TASK DESCRIPTION
Return the material below in full and exactly.
--*--
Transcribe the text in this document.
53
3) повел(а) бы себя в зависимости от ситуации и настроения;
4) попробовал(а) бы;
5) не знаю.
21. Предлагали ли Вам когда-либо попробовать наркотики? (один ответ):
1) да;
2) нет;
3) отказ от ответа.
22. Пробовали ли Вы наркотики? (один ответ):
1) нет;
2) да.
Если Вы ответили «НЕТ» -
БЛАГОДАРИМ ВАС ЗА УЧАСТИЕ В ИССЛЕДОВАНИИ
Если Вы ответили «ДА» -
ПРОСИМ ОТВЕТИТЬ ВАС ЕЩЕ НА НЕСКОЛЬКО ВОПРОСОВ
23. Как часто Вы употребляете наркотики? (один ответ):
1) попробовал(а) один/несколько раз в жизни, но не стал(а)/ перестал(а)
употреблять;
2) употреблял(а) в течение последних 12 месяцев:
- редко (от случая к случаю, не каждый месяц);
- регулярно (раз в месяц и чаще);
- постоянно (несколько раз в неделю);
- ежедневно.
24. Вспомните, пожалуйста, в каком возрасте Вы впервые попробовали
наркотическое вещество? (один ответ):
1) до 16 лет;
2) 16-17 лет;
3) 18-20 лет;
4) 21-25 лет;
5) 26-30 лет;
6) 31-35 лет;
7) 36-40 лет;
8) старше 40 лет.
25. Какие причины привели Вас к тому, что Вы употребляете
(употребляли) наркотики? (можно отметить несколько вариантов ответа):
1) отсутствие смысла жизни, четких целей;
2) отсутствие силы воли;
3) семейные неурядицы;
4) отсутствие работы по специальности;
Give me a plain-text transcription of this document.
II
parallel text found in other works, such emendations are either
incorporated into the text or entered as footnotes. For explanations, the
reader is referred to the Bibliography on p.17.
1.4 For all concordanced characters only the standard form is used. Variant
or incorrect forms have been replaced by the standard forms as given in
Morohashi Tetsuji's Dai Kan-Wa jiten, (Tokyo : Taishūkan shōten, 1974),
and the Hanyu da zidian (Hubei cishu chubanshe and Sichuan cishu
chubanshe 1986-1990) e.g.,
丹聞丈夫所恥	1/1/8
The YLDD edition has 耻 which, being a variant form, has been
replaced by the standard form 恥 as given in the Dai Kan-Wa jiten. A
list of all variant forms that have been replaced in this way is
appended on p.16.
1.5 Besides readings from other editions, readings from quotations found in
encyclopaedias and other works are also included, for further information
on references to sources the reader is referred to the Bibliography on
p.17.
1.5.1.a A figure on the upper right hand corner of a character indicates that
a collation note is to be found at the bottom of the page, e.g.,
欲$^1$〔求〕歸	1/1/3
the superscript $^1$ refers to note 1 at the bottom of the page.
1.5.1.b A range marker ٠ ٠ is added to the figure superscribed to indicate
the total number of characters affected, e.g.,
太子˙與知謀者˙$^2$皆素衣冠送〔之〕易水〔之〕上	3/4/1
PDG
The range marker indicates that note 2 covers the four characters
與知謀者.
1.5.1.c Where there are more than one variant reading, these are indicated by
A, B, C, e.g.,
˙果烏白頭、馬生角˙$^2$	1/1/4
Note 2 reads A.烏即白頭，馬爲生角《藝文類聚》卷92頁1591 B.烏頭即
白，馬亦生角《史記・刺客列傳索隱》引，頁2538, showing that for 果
--*--
FINISHED TASK
Transcribe the text in this document.
53
3) повел(а) бы себя в зависимости от ситуации и настроения;
4) попробовал(а) бы;
5) не знаю.
21. Предлагали ли Вам когда-либо попробовать наркотики? (один ответ):
1) да;
2) нет;
3) отказ от ответа.
22. Пробовали ли Вы наркотики? (один ответ):
1) нет;
2) да.
Если Вы ответили «НЕТ» -
БЛАГОДАРИМ ВАС ЗА УЧАСТИЕ В ИССЛЕДОВАНИИ
Если Вы ответили «ДА» -
ПРОСИМ ОТВЕТИТЬ ВАС ЕЩЕ НА НЕСКОЛЬКО ВОПРОСОВ
23. Как часто Вы употребляете наркотики? (один ответ):
1) попробовал(а) один/несколько раз в жизни, но не стал(а)/ перестал(а)
употреблять;
2) употреблял(а) в течение последних 12 месяцев:
- редко (от случая к случаю, не каждый месяц);
- регулярно (раз в месяц и чаще);
- постоянно (несколько раз в неделю);
- ежедневно.
24. Вспомните, пожалуйста, в каком возрасте Вы впервые попробовали
наркотическое вещество? (один ответ):
1) до 16 лет;
2) 16-17 лет;
3) 18-20 лет;
4) 21-25 лет;
5) 26-30 лет;
6) 31-35 лет;
7) 36-40 лет;
8) старше 40 лет.
25. Какие причины привели Вас к тому, что Вы употребляете
(употребляли) наркотики? (можно отметить несколько вариантов ответа):
1) отсутствие смысла жизни, четких целей;
2) отсутствие силы воли;
3) семейные неурядицы;
4) отсутствие работы по специальности;
Give me a plain-text transcription of this document.
II
parallel text found in other works, such emendations are either
incorporated into the text or entered as footnotes. For explanations, the
reader is referred to the Bibliography on p.17.
1.4 For all concordanced characters only the standard form is used. Variant
or incorrect forms have been replaced by the standard forms as given in
Morohashi Tetsuji's Dai Kan-Wa jiten, (Tokyo : Taishūkan shōten, 1974),
and the Hanyu da zidian (Hubei cishu chubanshe and Sichuan cishu
chubanshe 1986-1990) e.g.,
丹聞丈夫所恥	1/1/8
The YLDD edition has 耻 which, being a variant form, has been
replaced by the standard form 恥 as given in the Dai Kan-Wa jiten. A
list of all variant forms that have been replaced in this way is
appended on p.16.
1.5 Besides readings from other editions, readings from quotations found in
encyclopaedias and other works are also included, for further information
on references to sources the reader is referred to the Bibliography on
p.17.
1.5.1.a A figure on the upper right hand corner of a character indicates that
a collation note is to be found at the bottom of the page, e.g.,
欲$^1$〔求〕歸	1/1/3
the superscript $^1$ refers to note 1 at the bottom of the page.
1.5.1.b A range marker ٠ ٠ is added to the figure superscribed to indicate
the total number of characters affected, e.g.,
太子˙與知謀者˙$^2$皆素衣冠送〔之〕易水〔之〕上	3/4/1
PDG
The range marker indicates that note 2 covers the four characters
與知謀者.
1.5.1.c Where there are more than one variant reading, these are indicated by
A, B, C, e.g.,
˙果烏白頭、馬生角˙$^2$	1/1/4
Note 2 reads A.烏即白頭，馬爲生角《藝文類聚》卷92頁1591 B.烏頭即
白，馬亦生角《史記・刺客列傳索隱》引，頁2538, showing that for 果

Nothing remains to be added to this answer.